YOUR GOAL
Extract all of the entries and give them again, word for word.

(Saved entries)
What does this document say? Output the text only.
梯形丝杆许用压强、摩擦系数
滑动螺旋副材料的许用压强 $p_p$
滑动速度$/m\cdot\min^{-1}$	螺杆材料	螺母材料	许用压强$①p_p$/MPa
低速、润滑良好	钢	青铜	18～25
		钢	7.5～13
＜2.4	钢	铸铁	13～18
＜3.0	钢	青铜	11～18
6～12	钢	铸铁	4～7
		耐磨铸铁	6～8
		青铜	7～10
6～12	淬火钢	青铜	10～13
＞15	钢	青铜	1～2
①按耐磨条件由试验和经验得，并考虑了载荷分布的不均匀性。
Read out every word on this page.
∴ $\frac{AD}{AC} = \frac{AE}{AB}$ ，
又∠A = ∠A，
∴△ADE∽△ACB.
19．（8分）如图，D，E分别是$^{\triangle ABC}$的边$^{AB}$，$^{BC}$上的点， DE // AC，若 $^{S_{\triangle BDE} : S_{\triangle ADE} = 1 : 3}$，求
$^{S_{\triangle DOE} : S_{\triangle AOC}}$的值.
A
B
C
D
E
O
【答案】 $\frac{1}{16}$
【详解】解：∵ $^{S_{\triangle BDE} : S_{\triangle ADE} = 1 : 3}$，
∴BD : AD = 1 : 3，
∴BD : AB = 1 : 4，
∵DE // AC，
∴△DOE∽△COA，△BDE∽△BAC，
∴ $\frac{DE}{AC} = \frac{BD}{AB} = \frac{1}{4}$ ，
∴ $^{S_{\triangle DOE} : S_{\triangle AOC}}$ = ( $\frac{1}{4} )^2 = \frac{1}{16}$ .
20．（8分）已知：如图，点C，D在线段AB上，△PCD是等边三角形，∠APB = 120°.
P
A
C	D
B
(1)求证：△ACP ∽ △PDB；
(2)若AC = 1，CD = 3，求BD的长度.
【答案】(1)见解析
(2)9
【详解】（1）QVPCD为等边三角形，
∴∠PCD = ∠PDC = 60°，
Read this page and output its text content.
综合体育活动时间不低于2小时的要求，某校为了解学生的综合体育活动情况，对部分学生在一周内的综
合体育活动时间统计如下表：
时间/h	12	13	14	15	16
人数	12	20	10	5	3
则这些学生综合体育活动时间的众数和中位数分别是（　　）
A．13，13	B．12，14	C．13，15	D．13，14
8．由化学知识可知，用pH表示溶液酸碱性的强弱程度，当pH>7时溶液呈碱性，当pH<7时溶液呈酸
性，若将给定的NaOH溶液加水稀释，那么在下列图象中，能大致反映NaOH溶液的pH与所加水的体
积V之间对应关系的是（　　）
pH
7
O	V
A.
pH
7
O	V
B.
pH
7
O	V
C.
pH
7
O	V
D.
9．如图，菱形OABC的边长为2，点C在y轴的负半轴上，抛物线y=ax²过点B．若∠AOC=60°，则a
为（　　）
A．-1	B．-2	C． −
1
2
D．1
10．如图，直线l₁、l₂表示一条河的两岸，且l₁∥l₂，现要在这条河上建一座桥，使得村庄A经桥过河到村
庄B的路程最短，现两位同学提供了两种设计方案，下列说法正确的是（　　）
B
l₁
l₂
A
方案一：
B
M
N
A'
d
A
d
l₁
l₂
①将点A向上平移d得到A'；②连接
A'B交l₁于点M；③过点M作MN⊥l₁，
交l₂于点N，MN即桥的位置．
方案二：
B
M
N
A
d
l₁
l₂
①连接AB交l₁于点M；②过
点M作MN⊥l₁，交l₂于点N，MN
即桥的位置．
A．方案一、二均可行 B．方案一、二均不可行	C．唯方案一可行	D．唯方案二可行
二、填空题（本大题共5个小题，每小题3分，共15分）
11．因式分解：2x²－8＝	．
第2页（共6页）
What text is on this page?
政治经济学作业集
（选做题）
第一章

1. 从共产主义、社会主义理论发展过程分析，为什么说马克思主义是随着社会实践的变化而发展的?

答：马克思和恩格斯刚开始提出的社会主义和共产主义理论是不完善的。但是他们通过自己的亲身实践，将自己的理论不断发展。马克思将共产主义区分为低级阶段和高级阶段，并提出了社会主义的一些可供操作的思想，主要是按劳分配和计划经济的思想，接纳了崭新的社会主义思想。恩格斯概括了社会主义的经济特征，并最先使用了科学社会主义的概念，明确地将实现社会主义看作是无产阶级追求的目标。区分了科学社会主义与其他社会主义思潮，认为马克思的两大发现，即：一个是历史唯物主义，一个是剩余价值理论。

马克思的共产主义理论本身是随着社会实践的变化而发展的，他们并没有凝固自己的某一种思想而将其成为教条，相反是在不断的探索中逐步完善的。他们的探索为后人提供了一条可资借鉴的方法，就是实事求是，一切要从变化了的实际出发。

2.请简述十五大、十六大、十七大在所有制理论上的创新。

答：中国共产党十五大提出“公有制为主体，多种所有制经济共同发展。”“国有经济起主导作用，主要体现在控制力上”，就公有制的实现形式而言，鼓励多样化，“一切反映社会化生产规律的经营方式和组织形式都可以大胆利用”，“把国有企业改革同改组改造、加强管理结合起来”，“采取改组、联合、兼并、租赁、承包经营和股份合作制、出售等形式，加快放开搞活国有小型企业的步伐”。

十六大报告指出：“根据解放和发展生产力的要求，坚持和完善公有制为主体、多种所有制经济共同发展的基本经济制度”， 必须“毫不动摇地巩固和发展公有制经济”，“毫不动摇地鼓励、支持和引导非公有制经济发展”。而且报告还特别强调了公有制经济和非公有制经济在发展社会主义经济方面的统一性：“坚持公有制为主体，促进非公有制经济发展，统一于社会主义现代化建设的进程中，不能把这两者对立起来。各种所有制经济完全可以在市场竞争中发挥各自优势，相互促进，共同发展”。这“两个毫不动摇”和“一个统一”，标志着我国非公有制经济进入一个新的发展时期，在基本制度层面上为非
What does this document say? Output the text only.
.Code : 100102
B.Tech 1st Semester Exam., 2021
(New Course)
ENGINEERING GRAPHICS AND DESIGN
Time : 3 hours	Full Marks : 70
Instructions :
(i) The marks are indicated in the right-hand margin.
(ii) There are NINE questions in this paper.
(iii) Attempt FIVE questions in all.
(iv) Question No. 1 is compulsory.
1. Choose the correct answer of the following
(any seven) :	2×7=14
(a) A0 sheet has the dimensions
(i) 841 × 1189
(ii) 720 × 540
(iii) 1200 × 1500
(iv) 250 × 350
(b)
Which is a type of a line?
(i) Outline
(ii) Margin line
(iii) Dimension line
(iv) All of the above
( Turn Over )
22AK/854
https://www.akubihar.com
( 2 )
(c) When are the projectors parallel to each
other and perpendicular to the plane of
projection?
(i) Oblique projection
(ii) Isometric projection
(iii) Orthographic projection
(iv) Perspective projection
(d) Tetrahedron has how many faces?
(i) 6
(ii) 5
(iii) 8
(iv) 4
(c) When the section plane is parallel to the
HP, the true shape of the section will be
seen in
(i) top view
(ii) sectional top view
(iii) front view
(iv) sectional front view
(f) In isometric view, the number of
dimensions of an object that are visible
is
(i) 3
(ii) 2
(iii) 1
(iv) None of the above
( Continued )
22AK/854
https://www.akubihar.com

TASK SOLUTION
What does this document say? Output the text only.
梯形丝杆许用压强、摩擦系数
滑动螺旋副材料的许用压强 $p_p$
滑动速度$/m\cdot\min^{-1}$	螺杆材料	螺母材料	许用压强$①p_p$/MPa
低速、润滑良好	钢	青铜	18～25
		钢	7.5～13
＜2.4	钢	铸铁	13～18
＜3.0	钢	青铜	11～18
6～12	钢	铸铁	4～7
		耐磨铸铁	6～8
		青铜	7～10
6～12	淬火钢	青铜	10～13
＞15	钢	青铜	1～2
①按耐磨条件由试验和经验得，并考虑了载荷分布的不均匀性。
Read out every word on this page.
∴ $\frac{AD}{AC} = \frac{AE}{AB}$ ，
又∠A = ∠A，
∴△ADE∽△ACB.
19．（8分）如图，D，E分别是$^{\triangle ABC}$的边$^{AB}$，$^{BC}$上的点， DE // AC，若 $^{S_{\triangle BDE} : S_{\triangle ADE} = 1 : 3}$，求
$^{S_{\triangle DOE} : S_{\triangle AOC}}$的值.
A
B
C
D
E
O
【答案】 $\frac{1}{16}$
【详解】解：∵ $^{S_{\triangle BDE} : S_{\triangle ADE} = 1 : 3}$，
∴BD : AD = 1 : 3，
∴BD : AB = 1 : 4，
∵DE // AC，
∴△DOE∽△COA，△BDE∽△BAC，
∴ $\frac{DE}{AC} = \frac{BD}{AB} = \frac{1}{4}$ ，
∴ $^{S_{\triangle DOE} : S_{\triangle AOC}}$ = ( $\frac{1}{4} )^2 = \frac{1}{16}$ .
20．（8分）已知：如图，点C，D在线段AB上，△PCD是等边三角形，∠APB = 120°.
P
A
C	D
B
(1)求证：△ACP ∽ △PDB；
(2)若AC = 1，CD = 3，求BD的长度.
【答案】(1)见解析
(2)9
【详解】（1）QVPCD为等边三角形，
∴∠PCD = ∠PDC = 60°，
Read this page and output its text content.
综合体育活动时间不低于2小时的要求，某校为了解学生的综合体育活动情况，对部分学生在一周内的综
合体育活动时间统计如下表：
时间/h	12	13	14	15	16
人数	12	20	10	5	3
则这些学生综合体育活动时间的众数和中位数分别是（　　）
A．13，13	B．12，14	C．13，15	D．13，14
8．由化学知识可知，用pH表示溶液酸碱性的强弱程度，当pH>7时溶液呈碱性，当pH<7时溶液呈酸
性，若将给定的NaOH溶液加水稀释，那么在下列图象中，能大致反映NaOH溶液的pH与所加水的体
积V之间对应关系的是（　　）
pH
7
O	V
A.
pH
7
O	V
B.
pH
7
O	V
C.
pH
7
O	V
D.
9．如图，菱形OABC的边长为2，点C在y轴的负半轴上，抛物线y=ax²过点B．若∠AOC=60°，则a
为（　　）
A．-1	B．-2	C． −
1
2
D．1
10．如图，直线l₁、l₂表示一条河的两岸，且l₁∥l₂，现要在这条河上建一座桥，使得村庄A经桥过河到村
庄B的路程最短，现两位同学提供了两种设计方案，下列说法正确的是（　　）
B
l₁
l₂
A
方案一：
B
M
N
A'
d
A
d
l₁
l₂
①将点A向上平移d得到A'；②连接
A'B交l₁于点M；③过点M作MN⊥l₁，
交l₂于点N，MN即桥的位置．
方案二：
B
M
N
A
d
l₁
l₂
①连接AB交l₁于点M；②过
点M作MN⊥l₁，交l₂于点N，MN
即桥的位置．
A．方案一、二均可行 B．方案一、二均不可行	C．唯方案一可行	D．唯方案二可行
二、填空题（本大题共5个小题，每小题3分，共15分）
11．因式分解：2x²－8＝	．
第2页（共6页）
What text is on this page?
政治经济学作业集
（选做题）
第一章

1. 从共产主义、社会主义理论发展过程分析，为什么说马克思主义是随着社会实践的变化而发展的?

答：马克思和恩格斯刚开始提出的社会主义和共产主义理论是不完善的。但是他们通过自己的亲身实践，将自己的理论不断发展。马克思将共产主义区分为低级阶段和高级阶段，并提出了社会主义的一些可供操作的思想，主要是按劳分配和计划经济的思想，接纳了崭新的社会主义思想。恩格斯概括了社会主义的经济特征，并最先使用了科学社会主义的概念，明确地将实现社会主义看作是无产阶级追求的目标。区分了科学社会主义与其他社会主义思潮，认为马克思的两大发现，即：一个是历史唯物主义，一个是剩余价值理论。

马克思的共产主义理论本身是随着社会实践的变化而发展的，他们并没有凝固自己的某一种思想而将其成为教条，相反是在不断的探索中逐步完善的。他们的探索为后人提供了一条可资借鉴的方法，就是实事求是，一切要从变化了的实际出发。

2.请简述十五大、十六大、十七大在所有制理论上的创新。

答：中国共产党十五大提出“公有制为主体，多种所有制经济共同发展。”“国有经济起主导作用，主要体现在控制力上”，就公有制的实现形式而言，鼓励多样化，“一切反映社会化生产规律的经营方式和组织形式都可以大胆利用”，“把国有企业改革同改组改造、加强管理结合起来”，“采取改组、联合、兼并、租赁、承包经营和股份合作制、出售等形式，加快放开搞活国有小型企业的步伐”。

十六大报告指出：“根据解放和发展生产力的要求，坚持和完善公有制为主体、多种所有制经济共同发展的基本经济制度”， 必须“毫不动摇地巩固和发展公有制经济”，“毫不动摇地鼓励、支持和引导非公有制经济发展”。而且报告还特别强调了公有制经济和非公有制经济在发展社会主义经济方面的统一性：“坚持公有制为主体，促进非公有制经济发展，统一于社会主义现代化建设的进程中，不能把这两者对立起来。各种所有制经济完全可以在市场竞争中发挥各自优势，相互促进，共同发展”。这“两个毫不动摇”和“一个统一”，标志着我国非公有制经济进入一个新的发展时期，在基本制度层面上为非
What does this document say? Output the text only.
.Code : 100102
B.Tech 1st Semester Exam., 2021
(New Course)
ENGINEERING GRAPHICS AND DESIGN
Time : 3 hours	Full Marks : 70
Instructions :
(i) The marks are indicated in the right-hand margin.
(ii) There are NINE questions in this paper.
(iii) Attempt FIVE questions in all.
(iv) Question No. 1 is compulsory.
1. Choose the correct answer of the following
(any seven) :	2×7=14
(a) A0 sheet has the dimensions
(i) 841 × 1189
(ii) 720 × 540
(iii) 1200 × 1500
(iv) 250 × 350
(b)
Which is a type of a line?
(i) Outline
(ii) Margin line
(iii) Dimension line
(iv) All of the above
( Turn Over )
22AK/854
https://www.akubihar.com
( 2 )
(c) When are the projectors parallel to each
other and perpendicular to the plane of
projection?
(i) Oblique projection
(ii) Isometric projection
(iii) Orthographic projection
(iv) Perspective projection
(d) Tetrahedron has how many faces?
(i) 6
(ii) 5
(iii) 8
(iv) 4
(c) When the section plane is parallel to the
HP, the true shape of the section will be
seen in
(i) top view
(ii) sectional top view
(iii) front view
(iv) sectional front view
(f) In isometric view, the number of
dimensions of an object that are visible
is
(i) 3
(ii) 2
(iii) 1
(iv) None of the above
( Continued )
22AK/854
https://www.akubihar.com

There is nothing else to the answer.